___ Material shown
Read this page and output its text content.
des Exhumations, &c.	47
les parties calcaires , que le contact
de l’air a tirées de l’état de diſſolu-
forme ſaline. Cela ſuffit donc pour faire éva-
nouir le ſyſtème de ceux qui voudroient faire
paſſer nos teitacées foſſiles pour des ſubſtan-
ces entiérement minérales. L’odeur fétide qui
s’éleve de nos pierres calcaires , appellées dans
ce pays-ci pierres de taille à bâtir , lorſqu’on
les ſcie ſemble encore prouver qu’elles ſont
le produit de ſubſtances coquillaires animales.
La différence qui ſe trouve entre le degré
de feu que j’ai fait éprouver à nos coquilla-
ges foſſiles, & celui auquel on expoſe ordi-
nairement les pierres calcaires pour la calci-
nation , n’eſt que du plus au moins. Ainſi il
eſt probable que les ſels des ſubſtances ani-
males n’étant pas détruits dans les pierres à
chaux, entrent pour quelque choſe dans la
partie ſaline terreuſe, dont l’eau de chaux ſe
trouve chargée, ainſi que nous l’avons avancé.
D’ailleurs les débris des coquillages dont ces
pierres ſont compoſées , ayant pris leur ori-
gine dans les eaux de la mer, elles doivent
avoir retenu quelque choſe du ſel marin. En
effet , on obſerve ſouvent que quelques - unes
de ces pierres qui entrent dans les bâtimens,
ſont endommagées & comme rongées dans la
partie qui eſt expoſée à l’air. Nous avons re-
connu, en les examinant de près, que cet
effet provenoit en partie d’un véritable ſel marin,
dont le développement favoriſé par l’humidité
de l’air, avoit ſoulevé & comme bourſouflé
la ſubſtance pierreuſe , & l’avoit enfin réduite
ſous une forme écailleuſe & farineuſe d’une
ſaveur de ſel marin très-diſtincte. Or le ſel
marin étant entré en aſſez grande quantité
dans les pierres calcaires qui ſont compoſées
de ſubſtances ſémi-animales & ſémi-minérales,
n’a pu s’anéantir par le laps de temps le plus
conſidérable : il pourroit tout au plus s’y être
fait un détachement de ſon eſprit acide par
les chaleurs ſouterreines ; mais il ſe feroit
______
§ Written instruction
Copy each line from the records above that includes the string "marin".

§ Correct response
avoir retenu quelque choſe du ſel marin. En
effet provenoit en partie d’un véritable ſel marin,
ſaveur de ſel marin très-diſtincte. Or le ſel
marin étant entré en aſſez grande quantité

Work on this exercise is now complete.